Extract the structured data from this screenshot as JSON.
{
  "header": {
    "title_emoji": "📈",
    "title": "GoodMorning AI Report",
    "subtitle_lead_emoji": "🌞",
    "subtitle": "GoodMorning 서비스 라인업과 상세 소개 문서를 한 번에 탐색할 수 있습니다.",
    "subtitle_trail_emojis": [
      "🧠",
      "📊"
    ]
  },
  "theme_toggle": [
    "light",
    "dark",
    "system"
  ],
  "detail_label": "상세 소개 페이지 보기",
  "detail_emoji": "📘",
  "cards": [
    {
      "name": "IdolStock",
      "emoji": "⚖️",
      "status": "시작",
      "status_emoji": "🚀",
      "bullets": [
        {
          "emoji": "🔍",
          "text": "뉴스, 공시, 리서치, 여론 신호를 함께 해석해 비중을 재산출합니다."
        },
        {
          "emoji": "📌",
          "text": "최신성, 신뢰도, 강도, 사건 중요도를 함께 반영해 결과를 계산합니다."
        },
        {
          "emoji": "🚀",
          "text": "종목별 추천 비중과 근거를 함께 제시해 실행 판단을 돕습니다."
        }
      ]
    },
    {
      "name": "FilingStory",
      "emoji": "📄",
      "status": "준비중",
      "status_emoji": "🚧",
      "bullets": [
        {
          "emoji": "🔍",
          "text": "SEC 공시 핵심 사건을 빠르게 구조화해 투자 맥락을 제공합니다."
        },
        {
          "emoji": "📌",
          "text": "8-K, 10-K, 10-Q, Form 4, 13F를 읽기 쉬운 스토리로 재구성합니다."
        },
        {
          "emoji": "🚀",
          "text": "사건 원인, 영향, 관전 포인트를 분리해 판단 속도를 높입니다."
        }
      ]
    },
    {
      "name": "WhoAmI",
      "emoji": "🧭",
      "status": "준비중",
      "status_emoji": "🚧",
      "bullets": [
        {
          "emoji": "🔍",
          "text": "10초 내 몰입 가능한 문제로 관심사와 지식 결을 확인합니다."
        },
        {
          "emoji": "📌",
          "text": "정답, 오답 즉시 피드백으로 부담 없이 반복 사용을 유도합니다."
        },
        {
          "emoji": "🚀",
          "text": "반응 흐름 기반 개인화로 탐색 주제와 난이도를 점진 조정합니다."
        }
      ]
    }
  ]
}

__________

▶ Written instruction: Pick out all the lines with the word "GoodMorning" in them and copy them.

▶ Result for this task:
    "title": "GoodMorning AI Report",
    "subtitle": "GoodMorning 서비스 라인업과 상세 소개 문서를 한 번에 탐색할 수 있습니다.",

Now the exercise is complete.